[INPUT ROWS]
# # # # # # #

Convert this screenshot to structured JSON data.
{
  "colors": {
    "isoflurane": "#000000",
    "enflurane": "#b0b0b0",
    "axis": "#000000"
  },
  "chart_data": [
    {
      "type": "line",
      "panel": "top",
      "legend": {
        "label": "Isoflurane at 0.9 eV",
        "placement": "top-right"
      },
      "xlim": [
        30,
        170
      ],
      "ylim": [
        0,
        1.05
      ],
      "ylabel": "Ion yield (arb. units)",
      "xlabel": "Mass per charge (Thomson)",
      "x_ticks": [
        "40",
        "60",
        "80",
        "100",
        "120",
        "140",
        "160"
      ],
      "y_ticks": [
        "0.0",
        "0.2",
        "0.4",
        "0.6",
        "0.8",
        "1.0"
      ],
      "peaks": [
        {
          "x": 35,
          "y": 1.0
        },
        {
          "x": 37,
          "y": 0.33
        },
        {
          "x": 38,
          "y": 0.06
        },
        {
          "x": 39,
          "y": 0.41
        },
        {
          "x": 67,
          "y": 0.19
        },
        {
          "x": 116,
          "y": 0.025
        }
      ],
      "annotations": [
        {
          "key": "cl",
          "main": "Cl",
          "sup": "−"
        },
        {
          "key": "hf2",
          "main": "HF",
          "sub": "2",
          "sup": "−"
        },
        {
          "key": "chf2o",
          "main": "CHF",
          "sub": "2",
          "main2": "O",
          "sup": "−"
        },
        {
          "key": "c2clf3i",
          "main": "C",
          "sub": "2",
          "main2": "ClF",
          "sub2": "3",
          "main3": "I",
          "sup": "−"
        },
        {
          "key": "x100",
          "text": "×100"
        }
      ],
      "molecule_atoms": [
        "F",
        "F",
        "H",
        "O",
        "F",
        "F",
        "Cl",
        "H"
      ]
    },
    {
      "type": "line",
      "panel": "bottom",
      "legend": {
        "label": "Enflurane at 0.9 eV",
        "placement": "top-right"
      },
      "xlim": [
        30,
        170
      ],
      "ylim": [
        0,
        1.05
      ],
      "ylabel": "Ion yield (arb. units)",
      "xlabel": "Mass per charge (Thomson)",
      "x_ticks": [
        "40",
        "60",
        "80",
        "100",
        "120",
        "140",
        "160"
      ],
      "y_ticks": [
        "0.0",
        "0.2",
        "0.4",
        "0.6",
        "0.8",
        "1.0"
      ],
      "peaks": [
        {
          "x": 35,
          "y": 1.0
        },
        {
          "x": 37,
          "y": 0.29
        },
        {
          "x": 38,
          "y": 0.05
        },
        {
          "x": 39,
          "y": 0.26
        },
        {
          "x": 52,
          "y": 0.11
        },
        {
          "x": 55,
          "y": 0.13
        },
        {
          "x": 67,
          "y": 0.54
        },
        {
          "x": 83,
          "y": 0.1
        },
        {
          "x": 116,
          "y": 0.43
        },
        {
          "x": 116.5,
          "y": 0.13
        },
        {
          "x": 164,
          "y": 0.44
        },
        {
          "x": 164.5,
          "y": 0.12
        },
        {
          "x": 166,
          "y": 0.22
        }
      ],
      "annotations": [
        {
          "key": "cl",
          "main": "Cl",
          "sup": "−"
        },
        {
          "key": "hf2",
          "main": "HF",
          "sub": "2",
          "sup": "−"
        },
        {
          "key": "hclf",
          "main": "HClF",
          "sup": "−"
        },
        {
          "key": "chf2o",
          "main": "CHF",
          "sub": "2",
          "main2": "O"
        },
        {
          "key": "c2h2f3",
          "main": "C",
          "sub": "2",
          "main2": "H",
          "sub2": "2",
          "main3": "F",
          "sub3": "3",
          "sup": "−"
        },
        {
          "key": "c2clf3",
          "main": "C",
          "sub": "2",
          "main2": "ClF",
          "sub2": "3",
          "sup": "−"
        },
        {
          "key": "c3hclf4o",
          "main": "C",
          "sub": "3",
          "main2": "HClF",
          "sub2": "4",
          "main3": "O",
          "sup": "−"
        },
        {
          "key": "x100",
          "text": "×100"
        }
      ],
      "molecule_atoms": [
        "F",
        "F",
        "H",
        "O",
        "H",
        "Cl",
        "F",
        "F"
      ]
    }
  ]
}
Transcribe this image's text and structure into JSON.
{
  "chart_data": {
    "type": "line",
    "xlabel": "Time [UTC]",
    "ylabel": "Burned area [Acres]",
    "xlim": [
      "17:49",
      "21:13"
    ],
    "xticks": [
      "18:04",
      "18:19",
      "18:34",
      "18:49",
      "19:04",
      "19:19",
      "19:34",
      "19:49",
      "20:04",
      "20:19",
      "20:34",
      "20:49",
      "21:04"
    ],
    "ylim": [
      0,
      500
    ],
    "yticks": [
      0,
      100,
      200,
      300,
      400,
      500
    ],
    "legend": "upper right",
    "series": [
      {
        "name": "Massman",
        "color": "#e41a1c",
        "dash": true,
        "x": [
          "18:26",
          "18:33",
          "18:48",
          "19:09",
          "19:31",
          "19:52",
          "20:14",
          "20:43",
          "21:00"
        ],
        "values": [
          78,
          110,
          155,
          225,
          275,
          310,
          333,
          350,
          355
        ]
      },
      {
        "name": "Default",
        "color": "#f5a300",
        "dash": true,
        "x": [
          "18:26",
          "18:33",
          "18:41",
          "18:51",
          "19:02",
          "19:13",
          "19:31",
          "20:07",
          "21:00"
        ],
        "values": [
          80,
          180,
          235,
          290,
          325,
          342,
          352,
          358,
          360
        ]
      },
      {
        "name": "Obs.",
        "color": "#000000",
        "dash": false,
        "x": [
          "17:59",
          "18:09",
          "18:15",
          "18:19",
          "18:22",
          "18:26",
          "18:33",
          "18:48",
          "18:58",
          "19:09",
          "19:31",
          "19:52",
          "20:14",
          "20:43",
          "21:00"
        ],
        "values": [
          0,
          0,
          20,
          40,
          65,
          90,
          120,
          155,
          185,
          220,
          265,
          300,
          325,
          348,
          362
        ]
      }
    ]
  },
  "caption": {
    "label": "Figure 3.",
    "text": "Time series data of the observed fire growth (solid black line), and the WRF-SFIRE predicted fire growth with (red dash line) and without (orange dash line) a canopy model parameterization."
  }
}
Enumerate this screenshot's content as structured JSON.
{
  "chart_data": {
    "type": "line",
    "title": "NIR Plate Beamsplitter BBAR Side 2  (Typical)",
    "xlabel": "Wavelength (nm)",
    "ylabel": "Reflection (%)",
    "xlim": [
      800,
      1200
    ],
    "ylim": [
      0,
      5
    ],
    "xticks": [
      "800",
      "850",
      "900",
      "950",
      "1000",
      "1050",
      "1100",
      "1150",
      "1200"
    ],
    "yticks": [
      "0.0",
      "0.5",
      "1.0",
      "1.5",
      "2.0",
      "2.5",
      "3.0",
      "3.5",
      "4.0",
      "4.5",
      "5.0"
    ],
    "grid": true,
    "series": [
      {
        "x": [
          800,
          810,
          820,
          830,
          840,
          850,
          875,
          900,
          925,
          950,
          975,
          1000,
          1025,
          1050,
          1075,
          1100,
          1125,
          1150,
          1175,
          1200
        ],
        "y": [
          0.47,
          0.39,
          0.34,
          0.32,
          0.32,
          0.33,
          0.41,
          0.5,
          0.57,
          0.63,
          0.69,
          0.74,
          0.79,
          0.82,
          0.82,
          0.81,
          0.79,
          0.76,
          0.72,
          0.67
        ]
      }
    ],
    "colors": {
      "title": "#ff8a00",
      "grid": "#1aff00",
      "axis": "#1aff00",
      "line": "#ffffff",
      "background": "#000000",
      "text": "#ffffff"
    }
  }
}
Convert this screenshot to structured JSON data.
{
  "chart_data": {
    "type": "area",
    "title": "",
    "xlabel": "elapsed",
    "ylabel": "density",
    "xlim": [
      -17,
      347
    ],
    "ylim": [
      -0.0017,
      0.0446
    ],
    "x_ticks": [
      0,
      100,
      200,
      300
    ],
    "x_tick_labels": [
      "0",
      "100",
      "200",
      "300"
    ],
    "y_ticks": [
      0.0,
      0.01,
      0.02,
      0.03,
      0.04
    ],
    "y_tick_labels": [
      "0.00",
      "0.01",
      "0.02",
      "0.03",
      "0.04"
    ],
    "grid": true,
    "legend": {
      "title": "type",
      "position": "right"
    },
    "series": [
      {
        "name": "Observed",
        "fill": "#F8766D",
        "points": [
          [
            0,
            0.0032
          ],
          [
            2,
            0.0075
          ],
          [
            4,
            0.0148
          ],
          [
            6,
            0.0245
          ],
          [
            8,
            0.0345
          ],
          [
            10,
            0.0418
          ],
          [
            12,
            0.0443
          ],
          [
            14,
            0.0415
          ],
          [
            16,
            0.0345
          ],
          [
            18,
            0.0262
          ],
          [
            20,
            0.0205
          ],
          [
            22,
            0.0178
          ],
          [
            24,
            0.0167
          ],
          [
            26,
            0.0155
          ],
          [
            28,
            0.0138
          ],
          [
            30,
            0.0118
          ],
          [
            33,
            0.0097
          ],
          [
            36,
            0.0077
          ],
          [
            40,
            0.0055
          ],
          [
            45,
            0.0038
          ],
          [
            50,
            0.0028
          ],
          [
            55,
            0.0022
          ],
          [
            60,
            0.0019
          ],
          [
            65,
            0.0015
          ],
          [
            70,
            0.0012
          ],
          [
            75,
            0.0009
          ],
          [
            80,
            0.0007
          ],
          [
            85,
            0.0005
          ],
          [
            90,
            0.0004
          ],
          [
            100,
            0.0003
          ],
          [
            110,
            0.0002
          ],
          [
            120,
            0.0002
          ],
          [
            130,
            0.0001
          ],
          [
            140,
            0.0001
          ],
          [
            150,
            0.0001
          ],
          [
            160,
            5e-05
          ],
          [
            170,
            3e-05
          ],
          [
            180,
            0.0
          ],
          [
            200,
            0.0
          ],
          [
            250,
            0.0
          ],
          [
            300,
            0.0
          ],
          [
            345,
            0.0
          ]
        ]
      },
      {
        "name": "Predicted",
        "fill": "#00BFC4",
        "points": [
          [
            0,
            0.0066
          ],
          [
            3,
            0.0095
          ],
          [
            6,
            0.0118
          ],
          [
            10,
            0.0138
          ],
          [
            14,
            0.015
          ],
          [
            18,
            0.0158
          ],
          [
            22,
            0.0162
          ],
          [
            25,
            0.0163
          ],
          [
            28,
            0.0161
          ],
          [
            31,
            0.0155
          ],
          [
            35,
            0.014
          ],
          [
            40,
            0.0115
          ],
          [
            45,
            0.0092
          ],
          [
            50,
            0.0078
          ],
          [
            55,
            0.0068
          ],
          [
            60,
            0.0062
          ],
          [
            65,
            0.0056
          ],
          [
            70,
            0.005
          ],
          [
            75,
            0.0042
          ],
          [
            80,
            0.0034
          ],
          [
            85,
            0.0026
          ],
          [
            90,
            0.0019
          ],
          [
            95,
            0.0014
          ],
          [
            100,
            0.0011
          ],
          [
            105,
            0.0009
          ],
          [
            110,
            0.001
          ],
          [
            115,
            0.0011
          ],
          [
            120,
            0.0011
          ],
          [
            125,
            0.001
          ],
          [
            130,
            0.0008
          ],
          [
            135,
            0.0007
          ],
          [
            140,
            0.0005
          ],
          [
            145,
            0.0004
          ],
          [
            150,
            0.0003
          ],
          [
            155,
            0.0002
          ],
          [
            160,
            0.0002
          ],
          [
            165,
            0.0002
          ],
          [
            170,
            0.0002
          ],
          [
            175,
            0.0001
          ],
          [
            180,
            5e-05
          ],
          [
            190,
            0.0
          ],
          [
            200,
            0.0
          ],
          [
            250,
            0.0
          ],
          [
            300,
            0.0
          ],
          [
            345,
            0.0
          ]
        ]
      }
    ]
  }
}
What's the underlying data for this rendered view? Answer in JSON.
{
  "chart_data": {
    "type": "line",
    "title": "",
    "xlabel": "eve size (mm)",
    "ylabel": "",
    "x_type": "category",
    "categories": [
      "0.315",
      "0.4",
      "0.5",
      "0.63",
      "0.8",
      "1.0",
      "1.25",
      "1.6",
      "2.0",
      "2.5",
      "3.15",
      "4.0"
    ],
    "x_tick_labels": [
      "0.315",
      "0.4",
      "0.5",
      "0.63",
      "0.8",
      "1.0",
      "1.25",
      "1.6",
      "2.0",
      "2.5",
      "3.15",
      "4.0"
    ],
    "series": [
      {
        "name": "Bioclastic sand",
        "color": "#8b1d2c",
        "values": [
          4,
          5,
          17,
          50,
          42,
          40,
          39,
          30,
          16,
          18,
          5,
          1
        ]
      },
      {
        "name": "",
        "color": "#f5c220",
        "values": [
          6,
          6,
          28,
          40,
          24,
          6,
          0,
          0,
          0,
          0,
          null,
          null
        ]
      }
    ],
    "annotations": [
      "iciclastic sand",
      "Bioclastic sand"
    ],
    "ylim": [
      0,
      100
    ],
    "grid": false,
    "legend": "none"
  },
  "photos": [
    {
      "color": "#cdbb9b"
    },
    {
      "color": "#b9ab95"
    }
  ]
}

# # # # # # #

[WHAT TO PRODUCE] Single out each line of the records above with the string "sand" in it, and copy it.

[SOLUTION]
        "name": "Bioclastic sand",
      "iciclastic sand",
      "Bioclastic sand"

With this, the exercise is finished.